SHORT TASK
List every line in this data where the string "guidelines" occurs.

[start DATASET ENTRIES]

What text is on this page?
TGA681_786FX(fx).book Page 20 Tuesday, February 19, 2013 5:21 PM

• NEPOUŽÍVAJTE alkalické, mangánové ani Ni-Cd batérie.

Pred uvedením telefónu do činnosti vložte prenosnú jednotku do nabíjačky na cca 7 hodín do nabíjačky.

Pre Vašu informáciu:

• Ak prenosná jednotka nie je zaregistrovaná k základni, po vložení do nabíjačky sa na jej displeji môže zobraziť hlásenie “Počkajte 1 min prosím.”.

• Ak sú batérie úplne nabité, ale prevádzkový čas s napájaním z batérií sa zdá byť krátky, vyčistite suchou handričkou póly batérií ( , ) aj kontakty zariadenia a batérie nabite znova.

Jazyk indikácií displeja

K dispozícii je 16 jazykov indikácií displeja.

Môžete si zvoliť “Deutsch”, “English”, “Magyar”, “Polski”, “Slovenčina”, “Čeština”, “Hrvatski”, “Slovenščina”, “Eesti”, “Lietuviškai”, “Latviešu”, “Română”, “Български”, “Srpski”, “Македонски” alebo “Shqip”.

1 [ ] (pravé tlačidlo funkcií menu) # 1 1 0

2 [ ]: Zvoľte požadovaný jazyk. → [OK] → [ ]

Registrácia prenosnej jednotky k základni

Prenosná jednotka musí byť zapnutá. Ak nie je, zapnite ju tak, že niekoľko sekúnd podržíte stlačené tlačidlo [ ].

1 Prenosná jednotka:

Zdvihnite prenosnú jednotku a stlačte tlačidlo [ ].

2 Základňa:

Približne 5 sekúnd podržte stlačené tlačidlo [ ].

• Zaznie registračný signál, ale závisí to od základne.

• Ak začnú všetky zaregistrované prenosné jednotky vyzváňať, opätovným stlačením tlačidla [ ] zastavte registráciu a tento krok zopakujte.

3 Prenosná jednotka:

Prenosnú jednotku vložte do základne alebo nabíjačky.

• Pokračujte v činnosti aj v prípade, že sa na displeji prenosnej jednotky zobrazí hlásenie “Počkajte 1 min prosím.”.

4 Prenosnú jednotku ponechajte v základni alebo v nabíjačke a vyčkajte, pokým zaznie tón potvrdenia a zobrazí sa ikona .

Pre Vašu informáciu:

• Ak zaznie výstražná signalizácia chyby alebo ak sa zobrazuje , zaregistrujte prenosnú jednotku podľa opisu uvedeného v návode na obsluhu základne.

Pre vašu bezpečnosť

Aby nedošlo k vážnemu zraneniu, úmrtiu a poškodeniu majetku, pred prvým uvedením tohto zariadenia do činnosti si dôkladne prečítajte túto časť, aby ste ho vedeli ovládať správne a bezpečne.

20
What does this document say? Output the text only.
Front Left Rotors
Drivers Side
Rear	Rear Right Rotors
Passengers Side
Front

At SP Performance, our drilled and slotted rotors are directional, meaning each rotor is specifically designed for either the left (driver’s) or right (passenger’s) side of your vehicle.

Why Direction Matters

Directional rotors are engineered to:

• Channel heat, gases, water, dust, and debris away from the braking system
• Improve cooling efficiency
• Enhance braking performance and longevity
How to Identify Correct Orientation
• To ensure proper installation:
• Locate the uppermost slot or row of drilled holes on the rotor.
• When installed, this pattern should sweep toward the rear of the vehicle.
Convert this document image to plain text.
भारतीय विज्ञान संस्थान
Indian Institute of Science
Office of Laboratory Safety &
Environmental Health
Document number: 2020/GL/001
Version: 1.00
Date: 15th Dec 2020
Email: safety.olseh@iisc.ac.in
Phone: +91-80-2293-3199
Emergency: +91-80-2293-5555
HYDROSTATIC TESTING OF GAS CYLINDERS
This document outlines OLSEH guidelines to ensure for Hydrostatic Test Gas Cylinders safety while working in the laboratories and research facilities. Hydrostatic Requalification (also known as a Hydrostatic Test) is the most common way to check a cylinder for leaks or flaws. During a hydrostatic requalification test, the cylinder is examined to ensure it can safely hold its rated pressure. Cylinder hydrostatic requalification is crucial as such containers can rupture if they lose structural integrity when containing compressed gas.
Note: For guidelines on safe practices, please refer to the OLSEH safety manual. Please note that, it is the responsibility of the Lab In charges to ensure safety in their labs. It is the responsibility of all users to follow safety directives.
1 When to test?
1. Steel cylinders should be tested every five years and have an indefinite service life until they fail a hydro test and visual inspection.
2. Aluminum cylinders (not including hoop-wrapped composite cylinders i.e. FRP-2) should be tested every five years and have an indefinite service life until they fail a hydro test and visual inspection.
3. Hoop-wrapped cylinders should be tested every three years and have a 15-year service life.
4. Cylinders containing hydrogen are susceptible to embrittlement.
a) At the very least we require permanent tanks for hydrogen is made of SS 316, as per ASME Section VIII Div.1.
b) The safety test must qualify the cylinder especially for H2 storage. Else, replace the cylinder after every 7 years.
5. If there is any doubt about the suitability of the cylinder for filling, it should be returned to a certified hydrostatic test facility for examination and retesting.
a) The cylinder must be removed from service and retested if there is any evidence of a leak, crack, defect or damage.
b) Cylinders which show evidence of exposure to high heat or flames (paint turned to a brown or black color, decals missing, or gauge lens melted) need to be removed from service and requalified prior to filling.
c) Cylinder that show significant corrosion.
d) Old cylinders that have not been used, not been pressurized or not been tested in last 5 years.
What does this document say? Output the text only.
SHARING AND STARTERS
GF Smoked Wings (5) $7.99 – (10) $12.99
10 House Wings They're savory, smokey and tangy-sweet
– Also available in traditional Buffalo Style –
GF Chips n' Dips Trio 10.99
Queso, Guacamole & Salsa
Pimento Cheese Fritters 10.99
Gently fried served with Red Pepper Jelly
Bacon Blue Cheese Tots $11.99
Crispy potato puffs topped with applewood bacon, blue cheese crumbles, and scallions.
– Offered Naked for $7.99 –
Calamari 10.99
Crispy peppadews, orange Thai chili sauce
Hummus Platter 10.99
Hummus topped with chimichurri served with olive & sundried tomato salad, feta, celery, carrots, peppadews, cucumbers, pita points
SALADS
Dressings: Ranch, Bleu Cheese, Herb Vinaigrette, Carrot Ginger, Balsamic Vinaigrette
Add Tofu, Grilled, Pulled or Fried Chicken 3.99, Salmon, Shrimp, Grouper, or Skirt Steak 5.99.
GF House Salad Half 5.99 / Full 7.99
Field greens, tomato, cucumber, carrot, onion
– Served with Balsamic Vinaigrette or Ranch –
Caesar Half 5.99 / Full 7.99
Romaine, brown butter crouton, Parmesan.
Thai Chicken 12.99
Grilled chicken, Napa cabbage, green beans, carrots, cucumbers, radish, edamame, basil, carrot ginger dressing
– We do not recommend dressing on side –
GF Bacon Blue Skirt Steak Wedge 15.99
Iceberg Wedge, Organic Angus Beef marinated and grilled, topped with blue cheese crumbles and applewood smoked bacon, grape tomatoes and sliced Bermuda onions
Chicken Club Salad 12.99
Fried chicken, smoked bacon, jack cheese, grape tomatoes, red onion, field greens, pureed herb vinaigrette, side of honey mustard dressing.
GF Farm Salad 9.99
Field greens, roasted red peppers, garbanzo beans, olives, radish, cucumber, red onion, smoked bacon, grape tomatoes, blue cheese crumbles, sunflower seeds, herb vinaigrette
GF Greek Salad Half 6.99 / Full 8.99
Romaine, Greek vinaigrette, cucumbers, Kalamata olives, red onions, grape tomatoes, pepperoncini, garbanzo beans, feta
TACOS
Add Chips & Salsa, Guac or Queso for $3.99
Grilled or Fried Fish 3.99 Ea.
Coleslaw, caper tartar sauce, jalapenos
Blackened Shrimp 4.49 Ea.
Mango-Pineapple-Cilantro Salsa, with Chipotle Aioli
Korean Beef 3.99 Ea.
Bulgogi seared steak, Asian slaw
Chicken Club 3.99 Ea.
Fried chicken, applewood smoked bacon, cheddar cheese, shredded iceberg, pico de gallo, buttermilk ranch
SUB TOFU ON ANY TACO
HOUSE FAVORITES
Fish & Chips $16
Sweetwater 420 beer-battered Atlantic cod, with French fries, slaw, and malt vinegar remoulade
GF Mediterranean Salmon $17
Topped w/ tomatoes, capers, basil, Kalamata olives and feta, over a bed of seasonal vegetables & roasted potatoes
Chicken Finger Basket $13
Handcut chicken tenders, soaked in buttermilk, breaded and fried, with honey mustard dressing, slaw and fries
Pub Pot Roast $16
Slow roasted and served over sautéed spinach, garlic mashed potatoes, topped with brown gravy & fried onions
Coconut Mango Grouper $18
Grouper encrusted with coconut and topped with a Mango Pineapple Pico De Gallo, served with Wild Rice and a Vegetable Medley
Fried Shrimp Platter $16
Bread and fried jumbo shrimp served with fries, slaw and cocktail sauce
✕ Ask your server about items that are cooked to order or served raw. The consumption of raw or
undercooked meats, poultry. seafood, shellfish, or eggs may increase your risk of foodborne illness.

[end DATASET ENTRIES]

RIGHT ANSWER
This document outlines OLSEH guidelines to ensure for Hydrostatic Test Gas Cylinders safety while working in the laboratories and research facilities. Hydrostatic Requalification (also known as a Hydrostatic Test) is the most common way to check a cylinder for leaks or flaws. During a hydrostatic requalification test, the cylinder is examined to ensure it can safely hold its rated pressure. Cylinder hydrostatic requalification is crucial as such containers can rupture if they lose structural integrity when containing compressed gas.
Note: For guidelines on safe practices, please refer to the OLSEH safety manual. Please note that, it is the responsibility of the Lab In charges to ensure safety in their labs. It is the responsibility of all users to follow safety directives.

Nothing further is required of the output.